> Problem to work on
Could you print all the entries exactly?

━━━━

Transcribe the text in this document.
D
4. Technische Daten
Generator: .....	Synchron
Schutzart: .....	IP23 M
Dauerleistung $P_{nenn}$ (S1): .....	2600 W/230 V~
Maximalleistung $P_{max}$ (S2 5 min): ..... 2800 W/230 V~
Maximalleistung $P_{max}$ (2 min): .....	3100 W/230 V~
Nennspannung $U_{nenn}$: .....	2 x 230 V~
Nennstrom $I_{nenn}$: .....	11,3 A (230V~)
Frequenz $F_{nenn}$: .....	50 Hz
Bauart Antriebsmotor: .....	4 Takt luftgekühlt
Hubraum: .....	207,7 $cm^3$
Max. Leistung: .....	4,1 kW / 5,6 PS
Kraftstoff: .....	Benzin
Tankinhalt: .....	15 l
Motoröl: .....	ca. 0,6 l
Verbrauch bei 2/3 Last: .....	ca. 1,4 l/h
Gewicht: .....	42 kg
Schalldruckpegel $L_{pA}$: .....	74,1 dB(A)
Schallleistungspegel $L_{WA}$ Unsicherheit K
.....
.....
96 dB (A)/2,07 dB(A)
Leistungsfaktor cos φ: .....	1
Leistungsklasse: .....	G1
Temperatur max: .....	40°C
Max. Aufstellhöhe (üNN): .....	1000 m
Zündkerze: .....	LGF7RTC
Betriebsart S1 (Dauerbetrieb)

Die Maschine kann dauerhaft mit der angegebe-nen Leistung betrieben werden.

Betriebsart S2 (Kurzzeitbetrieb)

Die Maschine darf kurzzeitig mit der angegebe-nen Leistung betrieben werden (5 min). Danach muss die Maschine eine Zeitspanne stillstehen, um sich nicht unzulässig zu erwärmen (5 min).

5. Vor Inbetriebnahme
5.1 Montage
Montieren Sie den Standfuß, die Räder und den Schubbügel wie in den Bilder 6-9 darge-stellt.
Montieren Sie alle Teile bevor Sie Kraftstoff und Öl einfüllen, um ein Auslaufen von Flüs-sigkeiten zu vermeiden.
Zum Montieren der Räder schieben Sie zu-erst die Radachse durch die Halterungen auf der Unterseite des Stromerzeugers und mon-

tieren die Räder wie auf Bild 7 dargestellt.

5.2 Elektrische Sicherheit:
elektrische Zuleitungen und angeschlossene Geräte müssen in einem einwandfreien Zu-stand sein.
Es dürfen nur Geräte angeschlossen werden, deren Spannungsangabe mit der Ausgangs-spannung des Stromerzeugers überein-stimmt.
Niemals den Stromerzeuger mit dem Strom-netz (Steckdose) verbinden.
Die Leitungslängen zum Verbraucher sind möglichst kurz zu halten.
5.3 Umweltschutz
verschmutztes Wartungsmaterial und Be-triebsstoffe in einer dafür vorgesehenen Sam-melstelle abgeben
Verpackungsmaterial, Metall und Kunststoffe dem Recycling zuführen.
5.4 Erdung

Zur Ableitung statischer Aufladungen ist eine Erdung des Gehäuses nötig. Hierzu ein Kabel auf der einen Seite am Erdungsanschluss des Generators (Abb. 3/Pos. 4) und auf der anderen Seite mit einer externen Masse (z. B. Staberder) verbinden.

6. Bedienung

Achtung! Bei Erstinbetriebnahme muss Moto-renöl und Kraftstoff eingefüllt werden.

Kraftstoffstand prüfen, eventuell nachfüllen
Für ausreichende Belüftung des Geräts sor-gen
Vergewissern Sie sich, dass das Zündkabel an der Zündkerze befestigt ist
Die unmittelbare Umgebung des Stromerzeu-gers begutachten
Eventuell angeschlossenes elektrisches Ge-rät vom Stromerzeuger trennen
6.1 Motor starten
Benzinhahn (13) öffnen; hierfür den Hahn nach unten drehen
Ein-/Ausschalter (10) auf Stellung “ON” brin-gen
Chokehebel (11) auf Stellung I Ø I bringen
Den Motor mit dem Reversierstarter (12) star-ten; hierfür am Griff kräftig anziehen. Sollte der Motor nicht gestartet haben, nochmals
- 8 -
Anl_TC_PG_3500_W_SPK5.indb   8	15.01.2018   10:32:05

━━━━

> Result below
Transcribe the text in this document.
D
4. Technische Daten
Generator: .....	Synchron
Schutzart: .....	IP23 M
Dauerleistung $P_{nenn}$ (S1): .....	2600 W/230 V~
Maximalleistung $P_{max}$ (S2 5 min): ..... 2800 W/230 V~
Maximalleistung $P_{max}$ (2 min): .....	3100 W/230 V~
Nennspannung $U_{nenn}$: .....	2 x 230 V~
Nennstrom $I_{nenn}$: .....	11,3 A (230V~)
Frequenz $F_{nenn}$: .....	50 Hz
Bauart Antriebsmotor: .....	4 Takt luftgekühlt
Hubraum: .....	207,7 $cm^3$
Max. Leistung: .....	4,1 kW / 5,6 PS
Kraftstoff: .....	Benzin
Tankinhalt: .....	15 l
Motoröl: .....	ca. 0,6 l
Verbrauch bei 2/3 Last: .....	ca. 1,4 l/h
Gewicht: .....	42 kg
Schalldruckpegel $L_{pA}$: .....	74,1 dB(A)
Schallleistungspegel $L_{WA}$ Unsicherheit K
.....
.....
96 dB (A)/2,07 dB(A)
Leistungsfaktor cos φ: .....	1
Leistungsklasse: .....	G1
Temperatur max: .....	40°C
Max. Aufstellhöhe (üNN): .....	1000 m
Zündkerze: .....	LGF7RTC
Betriebsart S1 (Dauerbetrieb)

Die Maschine kann dauerhaft mit der angegebe-nen Leistung betrieben werden.

Betriebsart S2 (Kurzzeitbetrieb)

Die Maschine darf kurzzeitig mit der angegebe-nen Leistung betrieben werden (5 min). Danach muss die Maschine eine Zeitspanne stillstehen, um sich nicht unzulässig zu erwärmen (5 min).

5. Vor Inbetriebnahme
5.1 Montage
Montieren Sie den Standfuß, die Räder und den Schubbügel wie in den Bilder 6-9 darge-stellt.
Montieren Sie alle Teile bevor Sie Kraftstoff und Öl einfüllen, um ein Auslaufen von Flüs-sigkeiten zu vermeiden.
Zum Montieren der Räder schieben Sie zu-erst die Radachse durch die Halterungen auf der Unterseite des Stromerzeugers und mon-

tieren die Räder wie auf Bild 7 dargestellt.

5.2 Elektrische Sicherheit:
elektrische Zuleitungen und angeschlossene Geräte müssen in einem einwandfreien Zu-stand sein.
Es dürfen nur Geräte angeschlossen werden, deren Spannungsangabe mit der Ausgangs-spannung des Stromerzeugers überein-stimmt.
Niemals den Stromerzeuger mit dem Strom-netz (Steckdose) verbinden.
Die Leitungslängen zum Verbraucher sind möglichst kurz zu halten.
5.3 Umweltschutz
verschmutztes Wartungsmaterial und Be-triebsstoffe in einer dafür vorgesehenen Sam-melstelle abgeben
Verpackungsmaterial, Metall und Kunststoffe dem Recycling zuführen.
5.4 Erdung

Zur Ableitung statischer Aufladungen ist eine Erdung des Gehäuses nötig. Hierzu ein Kabel auf der einen Seite am Erdungsanschluss des Generators (Abb. 3/Pos. 4) und auf der anderen Seite mit einer externen Masse (z. B. Staberder) verbinden.

6. Bedienung

Achtung! Bei Erstinbetriebnahme muss Moto-renöl und Kraftstoff eingefüllt werden.

Kraftstoffstand prüfen, eventuell nachfüllen
Für ausreichende Belüftung des Geräts sor-gen
Vergewissern Sie sich, dass das Zündkabel an der Zündkerze befestigt ist
Die unmittelbare Umgebung des Stromerzeu-gers begutachten
Eventuell angeschlossenes elektrisches Ge-rät vom Stromerzeuger trennen
6.1 Motor starten
Benzinhahn (13) öffnen; hierfür den Hahn nach unten drehen
Ein-/Ausschalter (10) auf Stellung “ON” brin-gen
Chokehebel (11) auf Stellung I Ø I bringen
Den Motor mit dem Reversierstarter (12) star-ten; hierfür am Griff kräftig anziehen. Sollte der Motor nicht gestartet haben, nochmals
- 8 -
Anl_TC_PG_3500_W_SPK5.indb   8	15.01.2018   10:32:05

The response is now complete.